LISTING
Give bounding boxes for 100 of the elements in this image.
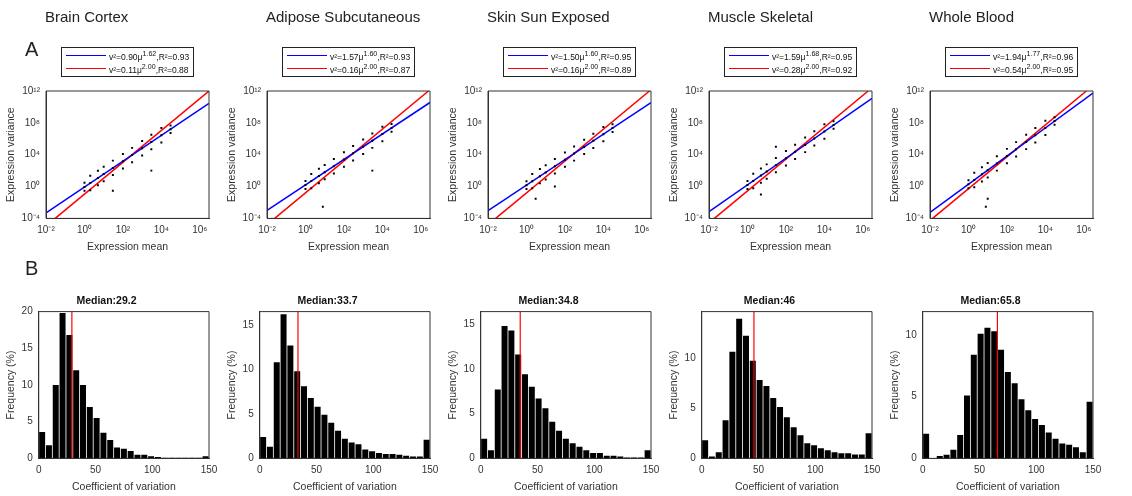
x-tick-label: 10² xyxy=(557,224,573,236)
x-axis-title: Expression mean xyxy=(528,239,611,252)
x-tick-label: 10⁶ xyxy=(192,224,208,236)
x-axis-title: Expression mean xyxy=(749,239,832,252)
y-tick-label: 5 xyxy=(911,390,918,402)
chart-title: Adipose Subcutaneous xyxy=(266,8,421,25)
x-tick-label: 150 xyxy=(642,464,660,476)
y-tick-label: 10⁴ xyxy=(24,148,41,160)
x-tick-label: 150 xyxy=(863,464,881,476)
x-axis-title: Coefficient of variation xyxy=(514,479,618,492)
y-tick-label: 10⁴ xyxy=(245,148,262,160)
y-tick-label: 10⁴ xyxy=(908,148,925,160)
x-axis-title: Expression mean xyxy=(86,239,169,252)
x-tick-label: 150 xyxy=(421,464,439,476)
x-tick-label: 10⁶ xyxy=(634,224,650,236)
x-axis-title: Coefficient of variation xyxy=(72,479,176,492)
y-tick-label: 10⁴ xyxy=(466,148,483,160)
text: A xyxy=(25,38,39,61)
y-tick-label: 10⁰ xyxy=(24,180,41,192)
x-tick-label: 10⁻² xyxy=(700,224,719,236)
y-tick-label: 10⁰ xyxy=(466,180,483,192)
x-tick-label: 10⁰ xyxy=(960,224,977,236)
chart-title: Brain Cortex xyxy=(45,8,129,25)
legend-label: v²=1.59μ$^{1.68}$,R²=0.95 xyxy=(772,49,853,62)
y-tick-label: 10⁸ xyxy=(24,116,41,128)
x-tick-label: 10⁰ xyxy=(297,224,314,236)
y-tick-label: 0 xyxy=(469,452,476,464)
x-tick-label: 10⁴ xyxy=(374,224,391,236)
x-tick-label: 10⁰ xyxy=(739,224,756,236)
text: B xyxy=(25,257,39,280)
y-tick-label: 0 xyxy=(27,452,34,464)
legend-label: v²=0.16μ$^{2.00}$,R²=0.87 xyxy=(330,62,411,75)
y-tick-label: 10 xyxy=(684,351,697,363)
y-tick-label: 10⁰ xyxy=(687,180,704,192)
y-tick-label: 5 xyxy=(469,407,476,419)
x-tick-label: 10⁻² xyxy=(479,224,498,236)
legend-label: v²=0.11μ$^{2.00}$,R²=0.88 xyxy=(109,62,189,75)
legend-label: v²=0.28μ$^{2.00}$,R²=0.92 xyxy=(772,62,853,75)
x-axis-title: Expression mean xyxy=(970,239,1053,252)
x-tick-label: 10⁰ xyxy=(76,224,93,236)
chart-title: Skin Sun Exposed xyxy=(487,8,610,25)
x-tick-label: 100 xyxy=(1027,464,1046,476)
x-tick-label: 10² xyxy=(999,224,1015,236)
y-tick-label: 10 xyxy=(905,328,918,340)
y-tick-label: 20 xyxy=(21,305,34,317)
y-tick-label: 10⁻⁴ xyxy=(905,212,925,224)
x-axis-title: Expression mean xyxy=(307,239,390,252)
x-tick-label: 10² xyxy=(336,224,352,236)
x-axis-title: Coefficient of variation xyxy=(956,479,1060,492)
y-tick-label: 10⁻⁴ xyxy=(463,212,483,224)
chart-title: Whole Blood xyxy=(929,8,1015,25)
chart-title: Median:46 xyxy=(743,294,796,307)
y-tick-label: 0 xyxy=(911,452,918,464)
y-tick-label: 10⁰ xyxy=(245,180,262,192)
x-tick-label: 10⁴ xyxy=(1037,224,1054,236)
y-tick-label: 15 xyxy=(463,317,476,329)
y-tick-label: 15 xyxy=(242,318,255,330)
y-tick-label: 10 xyxy=(242,363,255,375)
y-axis-title: Expression variance xyxy=(4,107,17,202)
y-tick-label: 10¹² xyxy=(906,84,925,96)
x-tick-label: 50 xyxy=(310,464,323,476)
x-tick-label: 10² xyxy=(778,224,794,236)
x-tick-label: 100 xyxy=(364,464,383,476)
y-axis-title: Expression variance xyxy=(225,107,238,202)
y-tick-label: 5 xyxy=(27,415,34,427)
x-tick-label: 100 xyxy=(585,464,604,476)
legend-label: v²=0.16μ$^{2.00}$,R²=0.89 xyxy=(551,62,632,75)
y-tick-label: 10¹² xyxy=(243,84,262,96)
y-axis-title: Expression variance xyxy=(667,107,680,202)
x-tick-label: 10² xyxy=(115,224,131,236)
chart-title: Median:33.7 xyxy=(297,294,358,307)
x-tick-label: 50 xyxy=(752,464,765,476)
y-axis-title: Frequency (%) xyxy=(446,350,459,420)
y-axis-title: Expression variance xyxy=(888,107,901,202)
x-axis-title: Coefficient of variation xyxy=(293,479,397,492)
y-axis-title: Frequency (%) xyxy=(667,350,680,420)
y-tick-label: 0 xyxy=(690,452,697,464)
x-tick-label: 50 xyxy=(973,464,986,476)
x-axis-title: Coefficient of variation xyxy=(735,479,839,492)
y-tick-label: 10⁸ xyxy=(687,116,704,128)
x-tick-label: 50 xyxy=(89,464,102,476)
y-tick-label: 5 xyxy=(690,401,697,413)
x-tick-label: 10⁶ xyxy=(1076,224,1092,236)
y-tick-label: 10⁰ xyxy=(908,180,925,192)
y-tick-label: 5 xyxy=(248,407,255,419)
y-tick-label: 15 xyxy=(21,342,34,354)
legend-label: v²=1.57μ$^{1.60}$,R²=0.93 xyxy=(330,49,411,62)
y-tick-label: 10⁸ xyxy=(908,116,925,128)
x-tick-label: 10⁴ xyxy=(595,224,612,236)
x-tick-label: 100 xyxy=(143,464,162,476)
x-tick-label: 10⁶ xyxy=(413,224,429,236)
x-tick-label: 50 xyxy=(531,464,544,476)
y-tick-label: 10⁸ xyxy=(245,116,262,128)
y-tick-label: 10⁴ xyxy=(687,148,704,160)
y-axis-title: Frequency (%) xyxy=(888,350,901,420)
x-tick-label: 150 xyxy=(1084,464,1102,476)
y-tick-label: 10¹² xyxy=(464,84,483,96)
x-tick-label: 10⁰ xyxy=(518,224,535,236)
legend-label: v²=1.94μ$^{1.77}$,R²=0.96 xyxy=(993,49,1074,62)
y-tick-label: 10 xyxy=(463,362,476,374)
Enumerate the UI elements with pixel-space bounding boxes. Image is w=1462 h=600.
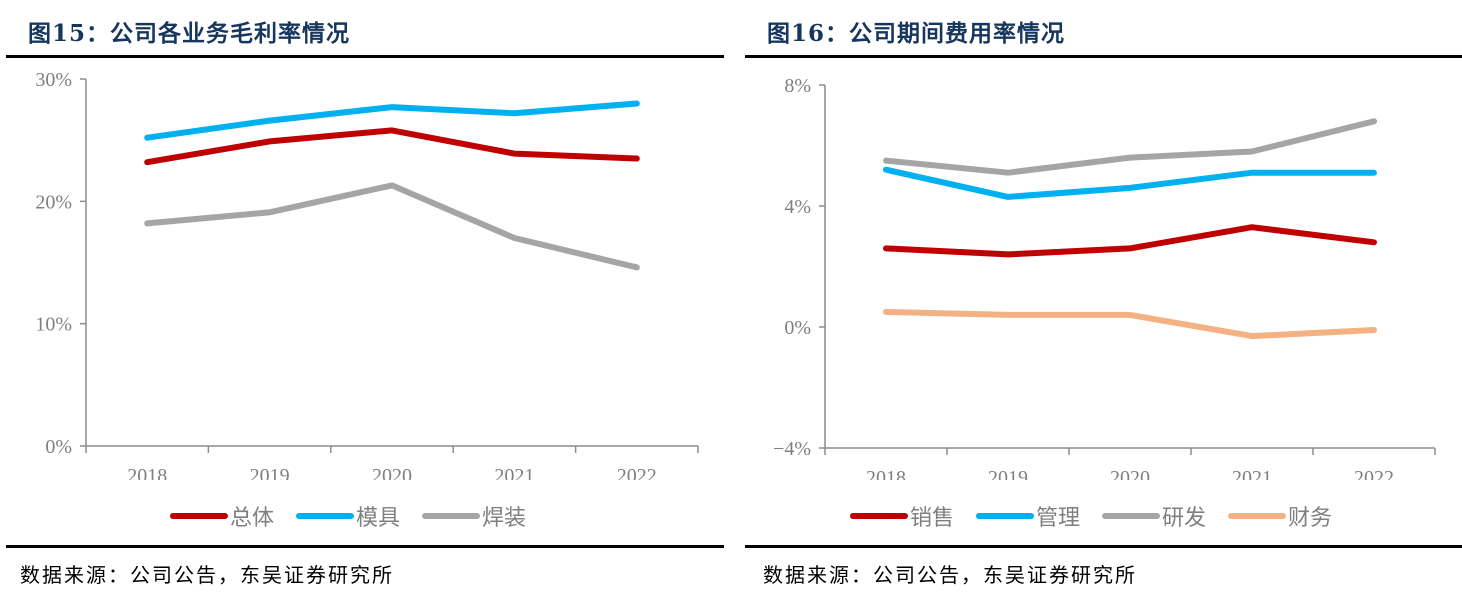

SET PROBLEM
Rewrite all the entries above as a numbered list, dropping any blank lines and leaving the pictures out.

REPLY TO THE EXERCISE
1. Give bounding boxes for 100 of the elements in this image.
2. x-tick-label: 10² xyxy=(557,224,573,236)
3. x-axis-title: Expression mean xyxy=(528,239,611,252)
4. x-tick-label: 10⁶ xyxy=(192,224,208,236)
5. x-axis-title: Expression mean xyxy=(749,239,832,252)
6. y-tick-label: 5 xyxy=(911,390,918,402)
7. chart-title: Adipose Subcutaneous xyxy=(266,8,421,25)
8. x-tick-label: 150 xyxy=(642,464,660,476)
9. y-tick-label: 10⁴ xyxy=(24,148,41,160)
10. x-tick-label: 150 xyxy=(863,464,881,476)
11. x-axis-title: Coefficient of variation xyxy=(514,479,618,492)
12. y-tick-label: 10⁴ xyxy=(245,148,262,160)
13. y-tick-label: 10⁴ xyxy=(908,148,925,160)
14. x-axis-title: Expression mean xyxy=(86,239,169,252)
15. x-tick-label: 150 xyxy=(421,464,439,476)
16. x-tick-label: 10⁶ xyxy=(634,224,650,236)
17. x-axis-title: Coefficient of variation xyxy=(72,479,176,492)
18. y-tick-label: 10⁴ xyxy=(466,148,483,160)
19. text: A xyxy=(25,38,39,61)
20. y-tick-label: 10⁰ xyxy=(24,180,41,192)
21. x-tick-label: 10⁻² xyxy=(700,224,719,236)
22. y-tick-label: 10⁰ xyxy=(466,180,483,192)
23. x-tick-label: 10⁰ xyxy=(960,224,977,236)
24. chart-title: Brain Cortex xyxy=(45,8,129,25)
25. legend-label: v²=1.59μ$^{1.68}$,R²=0.95 xyxy=(772,49,853,62)
26. y-tick-label: 10⁸ xyxy=(24,116,41,128)
27. x-tick-label: 10⁰ xyxy=(297,224,314,236)
28. y-tick-label: 0 xyxy=(469,452,476,464)
29. x-tick-label: 10⁴ xyxy=(374,224,391,236)
30. x-tick-label: 10⁰ xyxy=(739,224,756,236)
31. text: B xyxy=(25,257,39,280)
32. y-tick-label: 0 xyxy=(27,452,34,464)
33. legend-label: v²=0.16μ$^{2.00}$,R²=0.87 xyxy=(330,62,411,75)
34. y-tick-label: 10 xyxy=(684,351,697,363)
35. y-tick-label: 10⁰ xyxy=(687,180,704,192)
36. y-tick-label: 5 xyxy=(469,407,476,419)
37. x-tick-label: 10⁻² xyxy=(479,224,498,236)
38. legend-label: v²=0.11μ$^{2.00}$,R²=0.88 xyxy=(109,62,189,75)
39. legend-label: v²=0.28μ$^{2.00}$,R²=0.92 xyxy=(772,62,853,75)
40. x-axis-title: Expression mean xyxy=(970,239,1053,252)
41. x-tick-label: 10⁰ xyxy=(76,224,93,236)
42. chart-title: Skin Sun Exposed xyxy=(487,8,610,25)
43. x-tick-label: 100 xyxy=(1027,464,1046,476)
44. x-tick-label: 10² xyxy=(999,224,1015,236)
45. y-tick-label: 10 xyxy=(905,328,918,340)
46. y-tick-label: 20 xyxy=(21,305,34,317)
47. y-tick-label: 10⁻⁴ xyxy=(905,212,925,224)
48. x-axis-title: Expression mean xyxy=(307,239,390,252)
49. x-tick-label: 10² xyxy=(336,224,352,236)
50. x-axis-title: Coefficient of variation xyxy=(956,479,1060,492)
51. y-tick-label: 10⁻⁴ xyxy=(463,212,483,224)
52. chart-title: Whole Blood xyxy=(929,8,1015,25)
53. chart-title: Median:46 xyxy=(743,294,796,307)
54. y-tick-label: 0 xyxy=(911,452,918,464)
55. y-tick-label: 10⁰ xyxy=(245,180,262,192)
56. x-tick-label: 10⁴ xyxy=(1037,224,1054,236)
57. y-tick-label: 15 xyxy=(463,317,476,329)
58. y-tick-label: 15 xyxy=(242,318,255,330)
59. y-tick-label: 10 xyxy=(242,363,255,375)
60. y-axis-title: Expression variance xyxy=(4,107,17,202)
61. y-tick-label: 10¹² xyxy=(906,84,925,96)
62. x-tick-label: 50 xyxy=(310,464,323,476)
63. x-tick-label: 10² xyxy=(778,224,794,236)
64. x-tick-label: 100 xyxy=(364,464,383,476)
65. y-axis-title: Expression variance xyxy=(225,107,238,202)
66. y-tick-label: 5 xyxy=(27,415,34,427)
67. x-tick-label: 100 xyxy=(585,464,604,476)
68. legend-label: v²=0.16μ$^{2.00}$,R²=0.89 xyxy=(551,62,632,75)
69. y-tick-label: 10¹² xyxy=(243,84,262,96)
70. y-axis-title: Expression variance xyxy=(667,107,680,202)
71. x-tick-label: 10² xyxy=(115,224,131,236)
72. chart-title: Median:33.7 xyxy=(297,294,358,307)
73. x-tick-label: 50 xyxy=(752,464,765,476)
74. y-axis-title: Frequency (%) xyxy=(446,350,459,420)
75. y-axis-title: Expression variance xyxy=(888,107,901,202)
76. x-axis-title: Coefficient of variation xyxy=(293,479,397,492)
77. y-axis-title: Frequency (%) xyxy=(667,350,680,420)
78. y-tick-label: 0 xyxy=(690,452,697,464)
79. x-tick-label: 50 xyxy=(973,464,986,476)
80. x-axis-title: Coefficient of variation xyxy=(735,479,839,492)
81. y-tick-label: 10⁸ xyxy=(687,116,704,128)
82. x-tick-label: 50 xyxy=(89,464,102,476)
83. y-tick-label: 5 xyxy=(690,401,697,413)
84. x-tick-label: 10⁶ xyxy=(1076,224,1092,236)
85. y-tick-label: 10⁰ xyxy=(908,180,925,192)
86. y-tick-label: 5 xyxy=(248,407,255,419)
87. y-tick-label: 15 xyxy=(21,342,34,354)
88. legend-label: v²=1.57μ$^{1.60}$,R²=0.93 xyxy=(330,49,411,62)
89. y-tick-label: 10⁸ xyxy=(908,116,925,128)
90. x-tick-label: 10⁴ xyxy=(595,224,612,236)
91. x-tick-label: 100 xyxy=(143,464,162,476)
92. x-tick-label: 10⁶ xyxy=(413,224,429,236)
93. x-tick-label: 50 xyxy=(531,464,544,476)
94. y-tick-label: 10⁸ xyxy=(245,116,262,128)
95. y-tick-label: 10⁴ xyxy=(687,148,704,160)
96. y-axis-title: Frequency (%) xyxy=(888,350,901,420)
97. x-tick-label: 150 xyxy=(1084,464,1102,476)
98. y-tick-label: 10¹² xyxy=(464,84,483,96)
99. x-tick-label: 10⁰ xyxy=(518,224,535,236)
100. legend-label: v²=1.94μ$^{1.77}$,R²=0.96 xyxy=(993,49,1074,62)
101. y-tick-label: 10 xyxy=(463,362,476,374)
102. Enumerate the UI elements with pixel-space bounding boxes. Image is w=1462 h=600.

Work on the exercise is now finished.